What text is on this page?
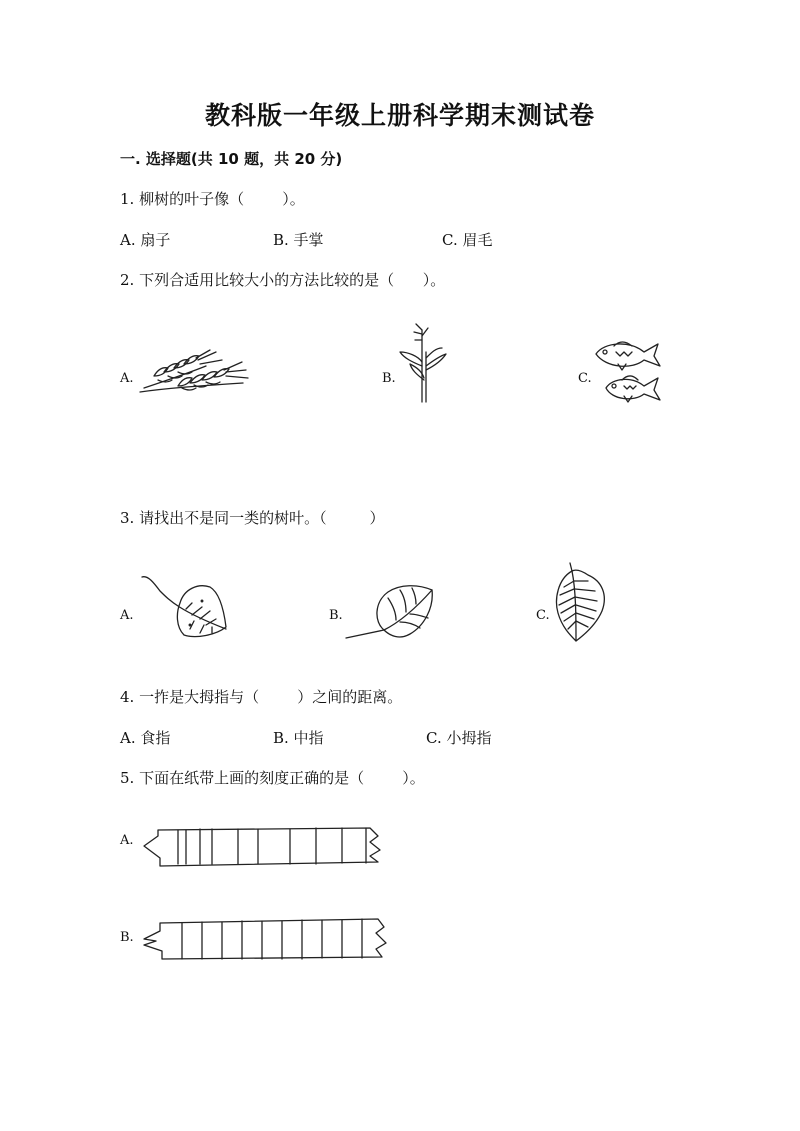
教科版一年级上册科学期末测试卷
一. 选择题(共 10 题，共 20 分)
1. 柳树的叶子像（        ）。
A. 扇子	B. 手掌	C. 眉毛
2. 下列合适用比较大小的方法比较的是（      ）。
A.	B.	C.
3. 请找出不是同一类的树叶。（         ）
A.	B.	C.
4. 一拃是大拇指与（        ）之间的距离。
A. 食指	B. 中指	C. 小拇指
5. 下面在纸带上画的刻度正确的是（        ）。
A.
B.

TASK REQUIREMENTS = Omitting all images, retype each line of the records precisely.

RESULT OF THE EXERCISE =
What text is on this page?
教科版一年级上册科学期末测试卷
一. 选择题(共 10 题，共 20 分)
1. 柳树的叶子像（        ）。
A. 扇子	B. 手掌	C. 眉毛
2. 下列合适用比较大小的方法比较的是（      ）。
A.	B.	C.
3. 请找出不是同一类的树叶。（         ）
A.	B.	C.
4. 一拃是大拇指与（        ）之间的距离。
A. 食指	B. 中指	C. 小拇指
5. 下面在纸带上画的刻度正确的是（        ）。
A.
B.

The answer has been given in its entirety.